Search the data below for the string "Dollar". Extract every line that contains it.

-- begin INFORMATION SHOWN --

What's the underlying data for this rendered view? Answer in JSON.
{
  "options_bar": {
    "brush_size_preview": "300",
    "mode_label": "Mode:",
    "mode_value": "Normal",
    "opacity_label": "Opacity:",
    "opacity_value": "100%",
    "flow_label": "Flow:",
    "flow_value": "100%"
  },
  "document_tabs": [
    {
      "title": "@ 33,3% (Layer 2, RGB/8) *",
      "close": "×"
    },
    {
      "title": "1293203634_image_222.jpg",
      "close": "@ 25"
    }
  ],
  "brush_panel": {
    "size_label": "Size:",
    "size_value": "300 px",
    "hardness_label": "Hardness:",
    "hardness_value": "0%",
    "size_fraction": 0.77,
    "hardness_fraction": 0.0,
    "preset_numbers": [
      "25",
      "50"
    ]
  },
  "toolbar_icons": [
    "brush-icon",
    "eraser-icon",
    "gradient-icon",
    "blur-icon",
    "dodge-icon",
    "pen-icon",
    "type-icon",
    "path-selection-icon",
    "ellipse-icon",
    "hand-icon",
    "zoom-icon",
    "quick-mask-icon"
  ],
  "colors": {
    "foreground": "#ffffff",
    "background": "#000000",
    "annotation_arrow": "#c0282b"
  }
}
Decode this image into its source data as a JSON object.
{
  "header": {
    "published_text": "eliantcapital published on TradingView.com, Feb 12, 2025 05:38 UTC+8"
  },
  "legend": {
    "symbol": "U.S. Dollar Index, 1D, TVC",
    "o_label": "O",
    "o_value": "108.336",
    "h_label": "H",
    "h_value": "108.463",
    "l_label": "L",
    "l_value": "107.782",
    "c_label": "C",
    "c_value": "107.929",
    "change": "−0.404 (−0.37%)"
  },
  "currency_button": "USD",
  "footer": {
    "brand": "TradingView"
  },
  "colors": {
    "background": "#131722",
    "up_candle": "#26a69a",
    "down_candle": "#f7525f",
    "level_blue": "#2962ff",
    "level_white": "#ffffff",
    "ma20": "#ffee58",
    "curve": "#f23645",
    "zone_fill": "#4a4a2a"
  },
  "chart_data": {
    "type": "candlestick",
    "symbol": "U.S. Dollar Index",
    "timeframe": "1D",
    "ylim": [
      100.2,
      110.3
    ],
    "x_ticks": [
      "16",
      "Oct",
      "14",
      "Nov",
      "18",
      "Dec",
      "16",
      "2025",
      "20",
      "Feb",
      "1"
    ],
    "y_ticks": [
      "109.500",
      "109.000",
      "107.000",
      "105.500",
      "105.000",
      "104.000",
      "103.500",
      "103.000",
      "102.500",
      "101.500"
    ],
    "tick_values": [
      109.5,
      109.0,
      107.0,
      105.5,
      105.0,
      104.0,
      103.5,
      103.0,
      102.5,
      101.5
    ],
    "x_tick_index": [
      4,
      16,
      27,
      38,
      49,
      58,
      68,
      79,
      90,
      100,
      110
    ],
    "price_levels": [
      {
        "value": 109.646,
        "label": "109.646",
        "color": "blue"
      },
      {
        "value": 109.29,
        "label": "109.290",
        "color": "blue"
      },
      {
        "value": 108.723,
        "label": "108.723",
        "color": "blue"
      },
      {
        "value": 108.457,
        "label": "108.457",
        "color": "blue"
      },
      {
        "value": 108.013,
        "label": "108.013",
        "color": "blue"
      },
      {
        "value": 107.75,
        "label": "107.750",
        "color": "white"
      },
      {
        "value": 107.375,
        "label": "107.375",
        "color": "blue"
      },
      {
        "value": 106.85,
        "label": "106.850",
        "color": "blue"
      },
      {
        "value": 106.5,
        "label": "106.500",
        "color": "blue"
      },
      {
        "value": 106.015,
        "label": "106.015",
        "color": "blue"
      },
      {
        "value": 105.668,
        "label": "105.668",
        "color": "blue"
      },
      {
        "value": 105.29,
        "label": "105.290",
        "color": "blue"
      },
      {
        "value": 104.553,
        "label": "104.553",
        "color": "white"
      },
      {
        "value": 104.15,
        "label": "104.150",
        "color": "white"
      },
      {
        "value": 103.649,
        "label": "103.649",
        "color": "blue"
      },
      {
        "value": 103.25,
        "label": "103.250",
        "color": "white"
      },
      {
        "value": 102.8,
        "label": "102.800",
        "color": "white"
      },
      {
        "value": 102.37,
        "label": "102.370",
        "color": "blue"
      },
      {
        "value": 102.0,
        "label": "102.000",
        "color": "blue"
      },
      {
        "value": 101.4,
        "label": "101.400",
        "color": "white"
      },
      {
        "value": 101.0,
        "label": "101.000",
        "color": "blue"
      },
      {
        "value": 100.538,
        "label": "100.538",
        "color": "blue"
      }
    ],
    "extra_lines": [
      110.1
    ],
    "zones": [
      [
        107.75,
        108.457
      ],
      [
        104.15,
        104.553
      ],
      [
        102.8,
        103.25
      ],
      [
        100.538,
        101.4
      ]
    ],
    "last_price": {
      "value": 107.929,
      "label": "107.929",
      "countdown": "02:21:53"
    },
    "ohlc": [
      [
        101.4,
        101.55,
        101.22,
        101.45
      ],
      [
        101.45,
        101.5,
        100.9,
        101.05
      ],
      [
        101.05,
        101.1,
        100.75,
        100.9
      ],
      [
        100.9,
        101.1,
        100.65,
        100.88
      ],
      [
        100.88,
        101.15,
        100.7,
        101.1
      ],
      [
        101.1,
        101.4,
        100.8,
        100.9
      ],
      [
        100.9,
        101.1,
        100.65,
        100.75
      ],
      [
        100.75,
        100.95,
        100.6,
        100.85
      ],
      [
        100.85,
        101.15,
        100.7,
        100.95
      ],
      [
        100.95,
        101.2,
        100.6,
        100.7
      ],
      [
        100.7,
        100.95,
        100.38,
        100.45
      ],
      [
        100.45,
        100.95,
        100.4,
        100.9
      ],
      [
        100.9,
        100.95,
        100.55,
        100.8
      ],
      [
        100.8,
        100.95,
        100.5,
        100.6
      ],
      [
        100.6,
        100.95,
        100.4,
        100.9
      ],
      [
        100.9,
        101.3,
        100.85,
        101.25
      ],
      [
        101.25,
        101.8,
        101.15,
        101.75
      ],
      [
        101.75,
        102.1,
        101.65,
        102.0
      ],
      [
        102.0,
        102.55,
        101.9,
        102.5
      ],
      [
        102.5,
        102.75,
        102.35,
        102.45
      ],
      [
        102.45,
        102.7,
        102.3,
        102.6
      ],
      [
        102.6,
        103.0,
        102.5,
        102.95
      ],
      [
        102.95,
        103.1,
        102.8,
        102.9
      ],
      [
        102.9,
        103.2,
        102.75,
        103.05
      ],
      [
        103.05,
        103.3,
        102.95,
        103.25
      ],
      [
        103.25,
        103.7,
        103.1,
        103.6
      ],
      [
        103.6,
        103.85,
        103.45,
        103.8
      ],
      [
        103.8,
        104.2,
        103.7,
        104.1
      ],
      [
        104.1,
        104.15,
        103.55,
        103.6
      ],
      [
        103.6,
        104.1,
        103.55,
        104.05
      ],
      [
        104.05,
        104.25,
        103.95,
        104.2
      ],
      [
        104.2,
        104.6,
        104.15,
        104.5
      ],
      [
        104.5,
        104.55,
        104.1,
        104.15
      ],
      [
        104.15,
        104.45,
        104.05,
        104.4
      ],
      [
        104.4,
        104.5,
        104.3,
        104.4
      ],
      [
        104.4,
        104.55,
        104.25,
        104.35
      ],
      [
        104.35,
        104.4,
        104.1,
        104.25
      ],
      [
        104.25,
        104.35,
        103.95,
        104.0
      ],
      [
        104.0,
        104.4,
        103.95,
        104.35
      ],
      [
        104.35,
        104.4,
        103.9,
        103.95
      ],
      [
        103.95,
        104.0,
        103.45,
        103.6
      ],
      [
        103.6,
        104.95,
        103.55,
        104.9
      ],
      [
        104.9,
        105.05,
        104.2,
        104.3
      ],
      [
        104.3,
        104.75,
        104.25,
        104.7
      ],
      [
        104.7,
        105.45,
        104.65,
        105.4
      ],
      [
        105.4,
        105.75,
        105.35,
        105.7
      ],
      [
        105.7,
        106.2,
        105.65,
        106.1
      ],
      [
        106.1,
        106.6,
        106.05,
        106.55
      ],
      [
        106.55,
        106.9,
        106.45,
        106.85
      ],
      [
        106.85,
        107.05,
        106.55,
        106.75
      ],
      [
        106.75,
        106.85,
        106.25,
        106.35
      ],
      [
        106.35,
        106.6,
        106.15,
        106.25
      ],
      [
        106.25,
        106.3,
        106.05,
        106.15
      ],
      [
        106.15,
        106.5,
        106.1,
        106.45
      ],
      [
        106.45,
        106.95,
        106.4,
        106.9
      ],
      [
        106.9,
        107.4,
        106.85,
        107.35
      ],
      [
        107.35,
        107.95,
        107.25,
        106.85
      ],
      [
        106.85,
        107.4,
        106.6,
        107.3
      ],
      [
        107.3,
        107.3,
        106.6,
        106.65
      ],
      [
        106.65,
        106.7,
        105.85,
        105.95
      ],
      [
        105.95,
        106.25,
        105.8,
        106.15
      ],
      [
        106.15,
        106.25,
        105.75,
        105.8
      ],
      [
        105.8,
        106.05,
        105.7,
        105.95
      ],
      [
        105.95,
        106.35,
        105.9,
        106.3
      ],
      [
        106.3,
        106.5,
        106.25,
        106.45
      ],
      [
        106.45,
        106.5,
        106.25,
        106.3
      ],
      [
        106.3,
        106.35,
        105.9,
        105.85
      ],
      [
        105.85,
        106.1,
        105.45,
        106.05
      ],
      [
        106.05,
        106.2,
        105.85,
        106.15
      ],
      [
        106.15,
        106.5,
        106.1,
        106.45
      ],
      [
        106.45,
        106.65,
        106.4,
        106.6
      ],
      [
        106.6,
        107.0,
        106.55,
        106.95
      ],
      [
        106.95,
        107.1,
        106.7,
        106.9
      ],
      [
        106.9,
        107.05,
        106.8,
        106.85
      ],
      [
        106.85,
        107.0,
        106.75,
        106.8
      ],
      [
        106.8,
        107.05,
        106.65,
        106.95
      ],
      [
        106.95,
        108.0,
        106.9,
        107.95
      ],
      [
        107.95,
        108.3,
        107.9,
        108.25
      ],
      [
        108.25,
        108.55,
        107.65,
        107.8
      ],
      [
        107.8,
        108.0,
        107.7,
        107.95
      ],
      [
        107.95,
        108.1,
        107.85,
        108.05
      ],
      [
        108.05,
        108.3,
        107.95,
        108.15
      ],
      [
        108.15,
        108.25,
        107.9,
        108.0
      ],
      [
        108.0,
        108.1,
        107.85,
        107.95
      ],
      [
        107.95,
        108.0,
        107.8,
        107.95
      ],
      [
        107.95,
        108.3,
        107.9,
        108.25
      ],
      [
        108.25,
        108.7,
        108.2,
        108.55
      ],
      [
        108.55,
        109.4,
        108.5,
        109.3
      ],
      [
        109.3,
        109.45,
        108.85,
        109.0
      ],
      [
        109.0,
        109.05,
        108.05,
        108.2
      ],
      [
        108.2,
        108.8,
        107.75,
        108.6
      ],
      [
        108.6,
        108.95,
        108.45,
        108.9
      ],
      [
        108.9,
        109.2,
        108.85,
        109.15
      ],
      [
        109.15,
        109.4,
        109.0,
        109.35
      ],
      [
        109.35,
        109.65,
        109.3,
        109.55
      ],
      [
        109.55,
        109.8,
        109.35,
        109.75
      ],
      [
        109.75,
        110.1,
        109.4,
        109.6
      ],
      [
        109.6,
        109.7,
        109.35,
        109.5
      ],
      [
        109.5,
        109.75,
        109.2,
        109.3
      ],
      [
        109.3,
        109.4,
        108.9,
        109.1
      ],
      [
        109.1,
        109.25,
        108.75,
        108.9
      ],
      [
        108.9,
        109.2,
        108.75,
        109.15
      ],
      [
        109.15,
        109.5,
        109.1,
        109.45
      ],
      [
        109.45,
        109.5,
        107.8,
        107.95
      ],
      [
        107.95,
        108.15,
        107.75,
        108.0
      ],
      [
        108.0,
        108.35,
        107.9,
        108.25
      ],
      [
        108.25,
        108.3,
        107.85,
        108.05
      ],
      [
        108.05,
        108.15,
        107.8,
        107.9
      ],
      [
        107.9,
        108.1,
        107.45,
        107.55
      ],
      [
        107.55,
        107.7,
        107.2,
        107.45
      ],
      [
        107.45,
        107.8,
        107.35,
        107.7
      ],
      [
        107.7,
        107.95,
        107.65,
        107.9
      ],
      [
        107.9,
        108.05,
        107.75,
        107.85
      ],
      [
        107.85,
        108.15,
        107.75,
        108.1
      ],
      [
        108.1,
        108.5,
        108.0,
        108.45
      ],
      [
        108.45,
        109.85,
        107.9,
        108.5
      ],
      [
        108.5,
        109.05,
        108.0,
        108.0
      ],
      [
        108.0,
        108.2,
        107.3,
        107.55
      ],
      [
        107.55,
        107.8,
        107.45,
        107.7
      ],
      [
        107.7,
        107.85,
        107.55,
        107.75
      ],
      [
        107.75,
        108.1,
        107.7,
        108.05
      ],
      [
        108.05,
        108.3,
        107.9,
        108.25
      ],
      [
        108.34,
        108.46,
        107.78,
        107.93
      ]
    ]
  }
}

-- end INFORMATION SHOWN --

# REPLY TO THE EXERCISE
    "symbol": "U.S. Dollar Index, 1D, TVC",
    "symbol": "U.S. Dollar Index",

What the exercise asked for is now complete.